* **Page text**
=-=-=

One of the most frequently-cited examples of questionable skeuomorphism in Apple's software is the company's set of calendar apps, which have recently used a stitched leather design reminiscent of physical desktop calendars, complete with the remnants of torn-off pages visible near the binding. Game Center, which is presented as a gaming table complete with wood grain and green felt, is another oft-cited example.

ical_lion_dev.jpg



Skeuomorph-heavy design of iCal in OS X Lion
According to the report, Apple's iOS chief Scott Forstall has long been a proponent of incorporating skeuomorphic features in the company's software, with Steve Jobs having supported and even originated that design direction for Apple's products. But others such as hardware guru Jonathan Ive find the inclusion of such features distasteful, and Apple's designers have reportedly been divided into camps over which direction to take Apple's products. Fast Company's interviews with former Apple designers and others in the industry reveal the degree of controversy over the practice:
Says the former senior UI designer at Apple, "I feel like [Apple] has concentrated too much on mimicking the visual skeuomorphic approach rather than concentrating on the actual functionality." For example, in iOS 6, the latest version of Apple's mobile operating system, Forstall recently demoed an animated paper shredder, which will be used to delete e-tickets and coupons. How many iPhone users have ever actually seen a paper shredder in real life? Is it necessary? Or just visual masturbation? "To me, it's lipstick on a pig," says the source intimately familiar with Apple's design process. "There's no need to add glitter if the product can stand on its own."

=-=-=

Bounding box annotations:
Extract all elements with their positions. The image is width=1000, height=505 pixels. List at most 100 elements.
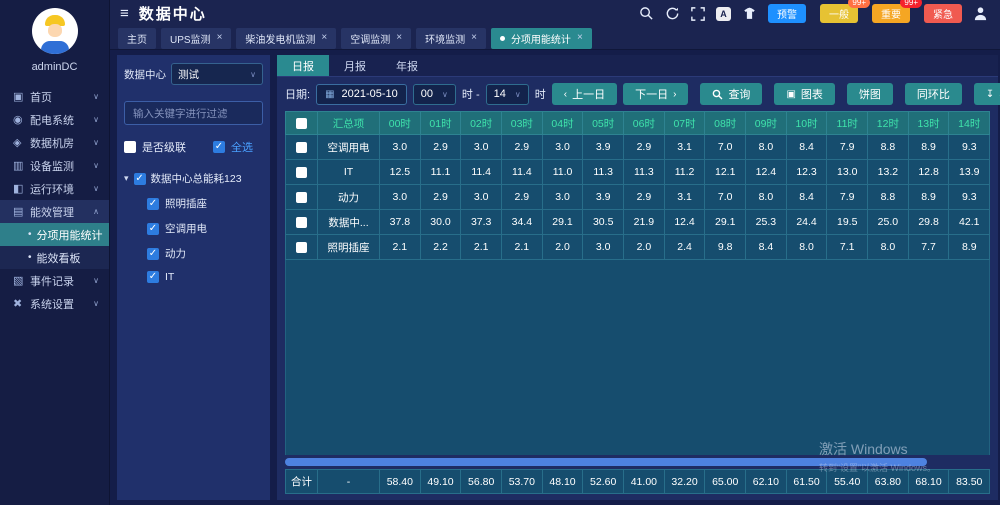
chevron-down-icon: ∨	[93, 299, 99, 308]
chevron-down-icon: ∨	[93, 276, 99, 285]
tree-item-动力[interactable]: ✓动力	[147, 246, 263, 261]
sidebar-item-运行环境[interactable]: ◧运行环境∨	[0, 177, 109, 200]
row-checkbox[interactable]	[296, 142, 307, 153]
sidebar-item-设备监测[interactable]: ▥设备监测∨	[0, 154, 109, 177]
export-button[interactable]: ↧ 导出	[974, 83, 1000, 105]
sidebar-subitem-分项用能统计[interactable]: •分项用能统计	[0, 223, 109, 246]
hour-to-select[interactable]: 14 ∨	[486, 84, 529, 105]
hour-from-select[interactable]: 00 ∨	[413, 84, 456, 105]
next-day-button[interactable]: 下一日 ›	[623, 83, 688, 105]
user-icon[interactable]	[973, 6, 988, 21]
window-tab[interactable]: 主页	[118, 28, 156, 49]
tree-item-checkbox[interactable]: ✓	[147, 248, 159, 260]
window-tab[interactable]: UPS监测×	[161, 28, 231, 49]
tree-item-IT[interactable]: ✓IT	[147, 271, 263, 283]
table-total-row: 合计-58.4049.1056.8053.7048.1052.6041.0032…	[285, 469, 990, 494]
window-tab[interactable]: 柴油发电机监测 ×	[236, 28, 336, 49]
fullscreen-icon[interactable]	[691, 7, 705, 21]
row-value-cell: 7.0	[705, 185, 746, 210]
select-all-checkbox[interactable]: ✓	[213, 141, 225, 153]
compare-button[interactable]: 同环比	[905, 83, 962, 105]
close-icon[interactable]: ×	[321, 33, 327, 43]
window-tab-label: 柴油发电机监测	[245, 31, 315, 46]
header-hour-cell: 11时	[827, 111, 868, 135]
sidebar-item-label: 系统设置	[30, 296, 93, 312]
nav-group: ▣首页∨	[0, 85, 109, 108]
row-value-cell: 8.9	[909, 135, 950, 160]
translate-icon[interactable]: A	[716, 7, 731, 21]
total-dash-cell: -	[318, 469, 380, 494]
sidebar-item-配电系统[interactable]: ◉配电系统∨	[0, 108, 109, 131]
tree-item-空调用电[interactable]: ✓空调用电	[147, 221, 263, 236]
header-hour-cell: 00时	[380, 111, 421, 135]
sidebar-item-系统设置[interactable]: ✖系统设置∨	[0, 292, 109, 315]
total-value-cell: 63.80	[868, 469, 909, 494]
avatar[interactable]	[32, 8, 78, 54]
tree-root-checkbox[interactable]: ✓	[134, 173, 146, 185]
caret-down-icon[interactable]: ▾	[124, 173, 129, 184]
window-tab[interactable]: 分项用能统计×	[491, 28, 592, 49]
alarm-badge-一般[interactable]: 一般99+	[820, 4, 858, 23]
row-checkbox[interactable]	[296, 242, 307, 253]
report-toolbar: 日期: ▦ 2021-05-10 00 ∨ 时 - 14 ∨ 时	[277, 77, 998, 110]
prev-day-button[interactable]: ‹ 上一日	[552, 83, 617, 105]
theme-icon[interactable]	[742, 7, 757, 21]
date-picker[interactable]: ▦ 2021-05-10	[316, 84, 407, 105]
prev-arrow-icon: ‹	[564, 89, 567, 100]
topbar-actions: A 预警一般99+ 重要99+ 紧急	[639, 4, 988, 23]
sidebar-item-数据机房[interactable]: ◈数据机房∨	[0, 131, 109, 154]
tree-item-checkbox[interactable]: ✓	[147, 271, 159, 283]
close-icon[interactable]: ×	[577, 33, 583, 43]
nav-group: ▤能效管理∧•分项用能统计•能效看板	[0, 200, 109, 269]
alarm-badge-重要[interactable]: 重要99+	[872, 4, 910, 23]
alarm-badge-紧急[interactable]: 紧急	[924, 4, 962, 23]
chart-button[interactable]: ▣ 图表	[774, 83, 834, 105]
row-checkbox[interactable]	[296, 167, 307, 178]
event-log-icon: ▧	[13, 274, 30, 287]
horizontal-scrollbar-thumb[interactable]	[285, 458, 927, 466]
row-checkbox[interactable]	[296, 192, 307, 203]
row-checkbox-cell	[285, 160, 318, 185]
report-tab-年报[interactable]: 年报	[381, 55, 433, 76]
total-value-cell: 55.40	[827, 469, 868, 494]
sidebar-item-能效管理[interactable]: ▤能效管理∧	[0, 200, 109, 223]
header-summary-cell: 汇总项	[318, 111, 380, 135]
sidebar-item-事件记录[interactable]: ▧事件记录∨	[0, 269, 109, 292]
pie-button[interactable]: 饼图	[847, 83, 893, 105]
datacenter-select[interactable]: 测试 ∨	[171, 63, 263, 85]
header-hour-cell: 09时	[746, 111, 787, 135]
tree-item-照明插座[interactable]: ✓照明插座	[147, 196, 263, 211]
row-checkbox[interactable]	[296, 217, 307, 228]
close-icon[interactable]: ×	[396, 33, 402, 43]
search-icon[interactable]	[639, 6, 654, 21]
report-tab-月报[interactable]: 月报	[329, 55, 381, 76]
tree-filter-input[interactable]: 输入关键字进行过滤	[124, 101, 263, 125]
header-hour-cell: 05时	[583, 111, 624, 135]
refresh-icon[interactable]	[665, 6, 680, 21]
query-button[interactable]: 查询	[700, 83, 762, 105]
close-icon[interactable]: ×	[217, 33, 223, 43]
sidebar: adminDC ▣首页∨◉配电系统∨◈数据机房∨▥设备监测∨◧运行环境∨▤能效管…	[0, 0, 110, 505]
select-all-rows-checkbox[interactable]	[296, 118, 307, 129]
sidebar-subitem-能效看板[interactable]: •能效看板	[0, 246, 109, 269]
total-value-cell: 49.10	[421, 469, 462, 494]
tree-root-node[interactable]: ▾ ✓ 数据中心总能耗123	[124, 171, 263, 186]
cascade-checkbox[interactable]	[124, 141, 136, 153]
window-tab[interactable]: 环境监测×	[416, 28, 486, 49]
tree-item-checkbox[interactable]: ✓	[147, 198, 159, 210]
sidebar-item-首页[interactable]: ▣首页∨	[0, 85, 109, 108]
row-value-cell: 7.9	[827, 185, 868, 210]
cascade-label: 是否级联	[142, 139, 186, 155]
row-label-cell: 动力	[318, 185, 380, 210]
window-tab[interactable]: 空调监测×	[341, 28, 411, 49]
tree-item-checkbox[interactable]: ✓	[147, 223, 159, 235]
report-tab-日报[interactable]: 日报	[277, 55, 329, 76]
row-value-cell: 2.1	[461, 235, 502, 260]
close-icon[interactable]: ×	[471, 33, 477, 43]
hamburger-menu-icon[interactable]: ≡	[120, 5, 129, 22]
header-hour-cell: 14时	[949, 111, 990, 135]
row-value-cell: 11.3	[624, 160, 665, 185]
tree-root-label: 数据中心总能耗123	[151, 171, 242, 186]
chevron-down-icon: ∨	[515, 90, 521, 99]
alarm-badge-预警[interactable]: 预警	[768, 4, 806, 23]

=-=-=

* **Written tasks**
(1) Reproduce word for word the part of the passage on Apple's skeuomorphic design starting at "One of the most" and ending at "another oft-cited example.".
(2) Quote the lines of the listing starting at the line that contains "299, 99, 308]" and ending at the line that contains "185, 746, 210]".

* **The replies**
(1)
One of the most frequently-cited examples of questionable skeuomorphism in Apple's software is the company's set of calendar apps, which have recently used a stitched leather design reminiscent of physical desktop calendars, complete with the remnants of torn-off pages visible near the binding. Game Center, which is presented as a gaming table complete with wood grain and green felt, is another oft-cited example.

(2)
chevron-down-icon: ∨	[93, 299, 99, 308]
chevron-down-icon: ∨	[93, 276, 99, 285]
tree-item-动力[interactable]: ✓动力	[147, 246, 263, 261]
sidebar-item-运行环境[interactable]: ◧运行环境∨	[0, 177, 109, 200]
row-checkbox[interactable]	[296, 142, 307, 153]
sidebar-item-设备监测[interactable]: ▥设备监测∨	[0, 154, 109, 177]
export-button[interactable]: ↧ 导出	[974, 83, 1000, 105]
sidebar-subitem-分项用能统计[interactable]: •分项用能统计	[0, 223, 109, 246]
hour-to-select[interactable]: 14 ∨	[486, 84, 529, 105]
hour-from-select[interactable]: 00 ∨	[413, 84, 456, 105]
next-day-button[interactable]: 下一日 ›	[623, 83, 688, 105]
user-icon[interactable]	[973, 6, 988, 21]
window-tab[interactable]: 主页	[118, 28, 156, 49]
tree-item-checkbox[interactable]: ✓	[147, 248, 159, 260]
window-tab[interactable]: UPS监测×	[161, 28, 231, 49]
tree-item-IT[interactable]: ✓IT	[147, 271, 263, 283]
table-total-row: 合计-58.4049.1056.8053.7048.1052.6041.0032…	[285, 469, 990, 494]
window-tab[interactable]: 柴油发电机监测 ×	[236, 28, 336, 49]
fullscreen-icon[interactable]	[691, 7, 705, 21]
row-value-cell: 7.0	[705, 185, 746, 210]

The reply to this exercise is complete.